* **TO BE DONE**:
a – Can you condense the paragraph of the animal health industry interview that begins "Not at all, there's an organic component" into a short bulleted list that keeps its main facts?
b – Could you write what comes next in the animal health industry interview, starting after its final sentence?
======== DOCUMENT PASSAGE ========
Not at all, there’s an organic component to it. There’s natural products. There are advanced gourmet recipes. There are foods that are specifically for athletes with athletic dogs. That’s become a real growth opportunity with private equity investing in major assets in the space and lots of entrepreneurial things starting up all the time.

Will Bachman: That’s a really cool overview. Tell me a little bit about, you’ve really developed a focus on this industry as well as I understand some on human health as well. Talk to me a little bit about how you have come to that focus and the benefits of being really targeted as an independent professional or someone who is like yourself running a boutique.

  1. Petersen: Absolutely, I think like a lot of people. When I was a consultant in the beginning of my career I was a real generalist. I had a lot of interests. I wanted to get to know the world and really, really enjoyed it. What tends to happen though is you start knowing something about something. For me, animal health is, like I said and I tried to express, there’s an energy.
======== GIVEN DATA ========
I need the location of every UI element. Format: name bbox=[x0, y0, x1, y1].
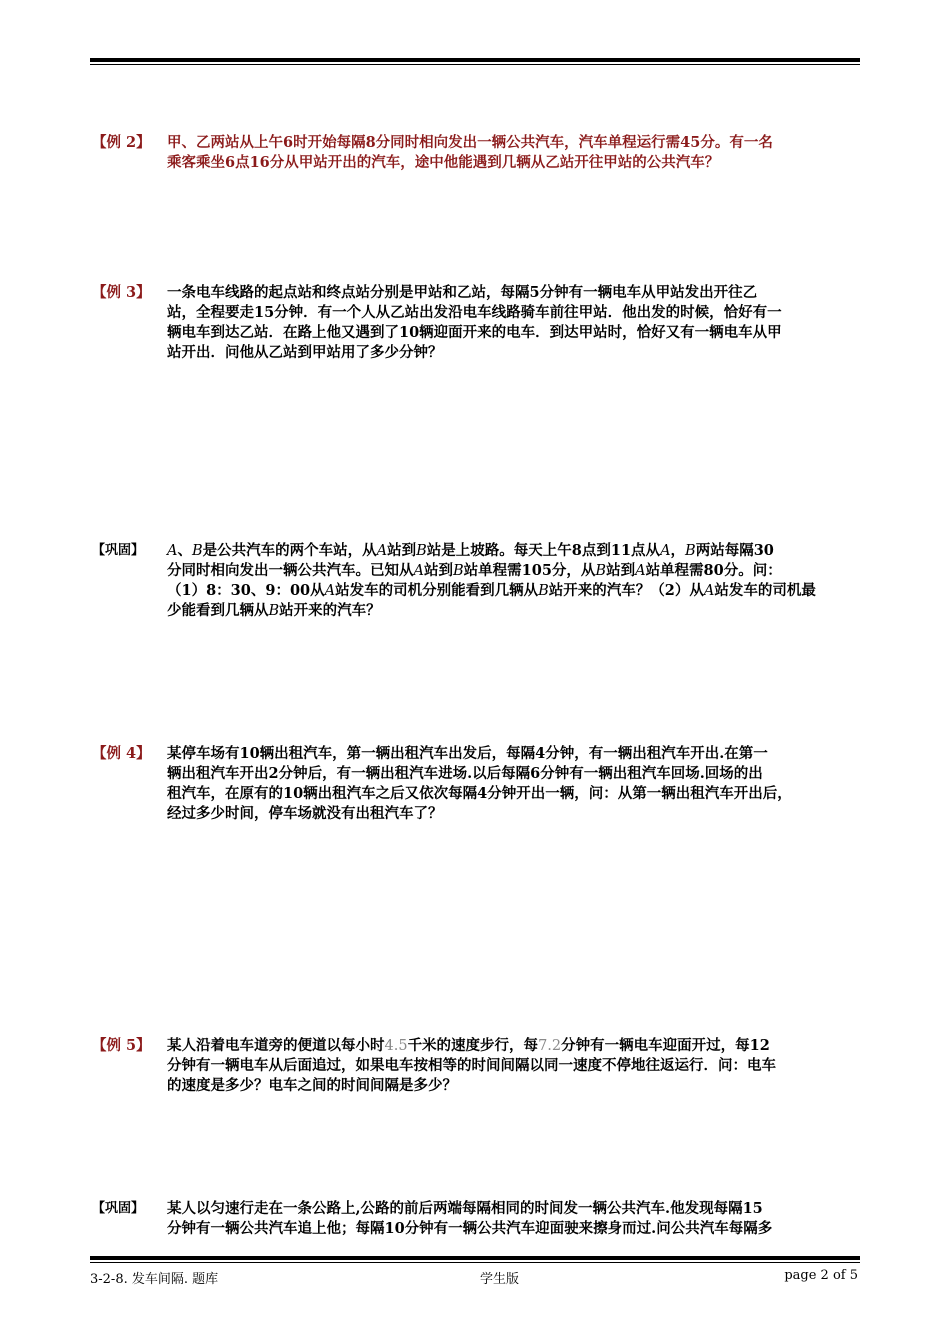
========
* **EXPECTED RESULTS**:
a –
- There is an organic component, and there are natural products.
- There are advanced gourmet recipes.
- Some foods are made specifically for athletes with athletic dogs.
- This has become a real growth opportunity: private equity is investing in major assets in the space, and entrepreneurial ventures keep starting up.

b –
There’s also an opportunity for entrepreneurship that’s different from many aspects of human health because we have less regulations, because there’s investment, because it’s self-pay and so we don’t have the insurance issues. It seems like it’s been a palate that allowed me to draw some really interesting things whether it’s launching Wagly, the multiunit company I talked about before, or this consulting work that I do here. 

It’s given me a lot of flexibility. To your point about specializing, it just happened. You end up having relationships that come down to people. You know them through the impact that you had. As I took the slightly scary jump from being an executive to being an independent consultant, it was just natural that I first called the people that knew me through what I’ve done recently and that respect some of the specific businesses I’ve bene involved in. 

They were incredibly welcoming with both advice and suggestions, leads. One thing led to another and now I think myself a group of people around me are really known as a really strong entity that you’d be remiss not to call if you wanted to do some work in animal health, particularly around commercial issues, business development issues.

Will Bachman: Beyond calling folks that you already knew, could you talk through a little bit about your business development process? Whether it’s writing or speaking or going to conferences, what’s worked for you?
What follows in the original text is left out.